**Extracted material:**
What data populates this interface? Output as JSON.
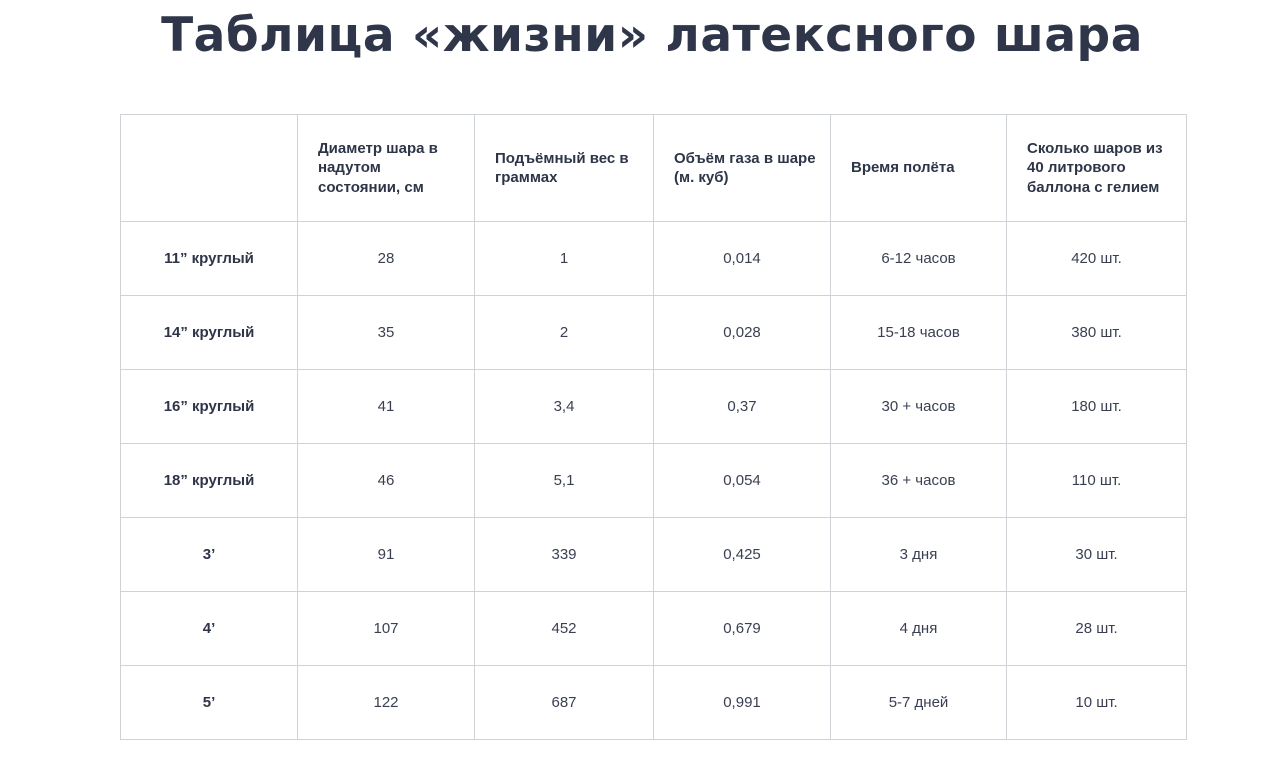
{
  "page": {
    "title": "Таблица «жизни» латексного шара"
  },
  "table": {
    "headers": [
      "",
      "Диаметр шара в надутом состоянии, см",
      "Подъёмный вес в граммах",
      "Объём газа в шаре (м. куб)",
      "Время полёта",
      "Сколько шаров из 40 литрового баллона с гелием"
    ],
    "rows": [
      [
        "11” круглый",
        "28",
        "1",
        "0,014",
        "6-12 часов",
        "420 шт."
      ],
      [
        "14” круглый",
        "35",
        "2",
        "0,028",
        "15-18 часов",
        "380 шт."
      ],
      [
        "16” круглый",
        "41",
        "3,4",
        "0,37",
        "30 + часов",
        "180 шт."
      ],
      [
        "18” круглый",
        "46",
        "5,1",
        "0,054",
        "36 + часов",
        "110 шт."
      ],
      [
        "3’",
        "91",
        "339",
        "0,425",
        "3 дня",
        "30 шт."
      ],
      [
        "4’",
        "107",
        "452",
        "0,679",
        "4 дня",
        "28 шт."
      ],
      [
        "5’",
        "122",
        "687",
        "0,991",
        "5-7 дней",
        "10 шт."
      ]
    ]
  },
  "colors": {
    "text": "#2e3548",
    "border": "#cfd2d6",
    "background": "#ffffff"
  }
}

**Problem to solve:**
Leave out the pictures and restate everything else word for word.

**Result:**
What data populates this interface? Output as JSON.
{
  "page": {
    "title": "Таблица «жизни» латексного шара"
  },
  "table": {
    "headers": [
      "",
      "Диаметр шара в надутом состоянии, см",
      "Подъёмный вес в граммах",
      "Объём газа в шаре (м. куб)",
      "Время полёта",
      "Сколько шаров из 40 литрового баллона с гелием"
    ],
    "rows": [
      [
        "11” круглый",
        "28",
        "1",
        "0,014",
        "6-12 часов",
        "420 шт."
      ],
      [
        "14” круглый",
        "35",
        "2",
        "0,028",
        "15-18 часов",
        "380 шт."
      ],
      [
        "16” круглый",
        "41",
        "3,4",
        "0,37",
        "30 + часов",
        "180 шт."
      ],
      [
        "18” круглый",
        "46",
        "5,1",
        "0,054",
        "36 + часов",
        "110 шт."
      ],
      [
        "3’",
        "91",
        "339",
        "0,425",
        "3 дня",
        "30 шт."
      ],
      [
        "4’",
        "107",
        "452",
        "0,679",
        "4 дня",
        "28 шт."
      ],
      [
        "5’",
        "122",
        "687",
        "0,991",
        "5-7 дней",
        "10 шт."
      ]
    ]
  },
  "colors": {
    "text": "#2e3548",
    "border": "#cfd2d6",
    "background": "#ffffff"
  }
}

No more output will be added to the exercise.